Report only how many lines of the entries below contain the string "JSON".

LISTING:
⟨

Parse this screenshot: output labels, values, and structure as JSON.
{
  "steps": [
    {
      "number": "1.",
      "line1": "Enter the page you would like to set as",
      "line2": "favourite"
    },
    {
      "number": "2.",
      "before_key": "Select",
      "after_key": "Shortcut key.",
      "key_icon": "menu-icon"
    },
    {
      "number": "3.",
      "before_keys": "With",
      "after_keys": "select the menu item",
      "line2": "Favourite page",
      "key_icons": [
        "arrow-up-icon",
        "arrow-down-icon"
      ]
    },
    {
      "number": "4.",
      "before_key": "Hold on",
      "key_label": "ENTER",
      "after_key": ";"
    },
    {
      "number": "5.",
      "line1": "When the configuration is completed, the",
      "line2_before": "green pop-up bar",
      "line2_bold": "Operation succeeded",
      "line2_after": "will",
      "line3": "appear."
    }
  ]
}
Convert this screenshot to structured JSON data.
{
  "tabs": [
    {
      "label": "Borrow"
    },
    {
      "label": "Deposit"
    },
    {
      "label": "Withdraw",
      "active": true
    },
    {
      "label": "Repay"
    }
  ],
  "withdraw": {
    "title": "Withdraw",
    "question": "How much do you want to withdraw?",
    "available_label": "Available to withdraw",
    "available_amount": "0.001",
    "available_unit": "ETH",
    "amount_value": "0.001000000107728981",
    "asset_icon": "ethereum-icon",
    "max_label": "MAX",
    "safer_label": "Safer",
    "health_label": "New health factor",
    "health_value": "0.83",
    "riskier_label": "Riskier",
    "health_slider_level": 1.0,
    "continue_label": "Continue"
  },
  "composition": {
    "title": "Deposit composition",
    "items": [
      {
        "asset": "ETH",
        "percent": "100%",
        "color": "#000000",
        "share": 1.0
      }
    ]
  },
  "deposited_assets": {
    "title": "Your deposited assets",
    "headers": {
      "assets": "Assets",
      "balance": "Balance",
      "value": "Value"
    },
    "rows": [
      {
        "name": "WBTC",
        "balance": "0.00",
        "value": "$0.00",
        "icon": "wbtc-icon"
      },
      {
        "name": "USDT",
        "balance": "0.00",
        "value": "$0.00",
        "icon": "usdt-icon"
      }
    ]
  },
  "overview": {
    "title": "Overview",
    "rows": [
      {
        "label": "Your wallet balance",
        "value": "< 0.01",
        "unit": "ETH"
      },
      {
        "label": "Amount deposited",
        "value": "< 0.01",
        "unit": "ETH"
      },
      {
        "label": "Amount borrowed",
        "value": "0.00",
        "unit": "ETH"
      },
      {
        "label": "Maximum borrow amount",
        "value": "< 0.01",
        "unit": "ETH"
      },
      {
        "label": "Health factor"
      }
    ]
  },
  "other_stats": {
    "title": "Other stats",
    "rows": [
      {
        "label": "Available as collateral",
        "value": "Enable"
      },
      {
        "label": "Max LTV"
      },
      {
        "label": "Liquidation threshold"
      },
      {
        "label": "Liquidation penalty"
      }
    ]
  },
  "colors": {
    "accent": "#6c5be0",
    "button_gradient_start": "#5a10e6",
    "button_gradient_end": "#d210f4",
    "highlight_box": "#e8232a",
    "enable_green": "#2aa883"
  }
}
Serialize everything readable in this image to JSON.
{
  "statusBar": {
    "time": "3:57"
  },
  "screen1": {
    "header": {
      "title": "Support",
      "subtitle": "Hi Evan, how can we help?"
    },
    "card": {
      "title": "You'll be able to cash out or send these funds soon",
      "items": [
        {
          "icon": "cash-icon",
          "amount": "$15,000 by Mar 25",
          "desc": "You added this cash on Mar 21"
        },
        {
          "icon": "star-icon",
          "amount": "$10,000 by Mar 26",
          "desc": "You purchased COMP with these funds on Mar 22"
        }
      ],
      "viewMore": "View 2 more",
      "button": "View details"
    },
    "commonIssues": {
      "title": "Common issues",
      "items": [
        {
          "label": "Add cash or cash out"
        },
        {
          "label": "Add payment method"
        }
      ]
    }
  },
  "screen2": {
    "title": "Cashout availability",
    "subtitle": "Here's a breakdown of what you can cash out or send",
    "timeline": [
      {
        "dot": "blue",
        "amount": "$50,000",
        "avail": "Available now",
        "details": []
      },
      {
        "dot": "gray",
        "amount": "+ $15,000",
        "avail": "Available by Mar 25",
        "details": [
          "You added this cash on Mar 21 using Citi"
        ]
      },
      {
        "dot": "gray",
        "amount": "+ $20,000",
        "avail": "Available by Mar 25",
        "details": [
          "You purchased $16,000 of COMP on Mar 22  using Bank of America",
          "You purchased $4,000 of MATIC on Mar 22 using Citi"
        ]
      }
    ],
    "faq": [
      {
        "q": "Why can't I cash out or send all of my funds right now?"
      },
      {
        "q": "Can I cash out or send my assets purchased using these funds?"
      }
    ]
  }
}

⟩

TASK RESPONSE: 3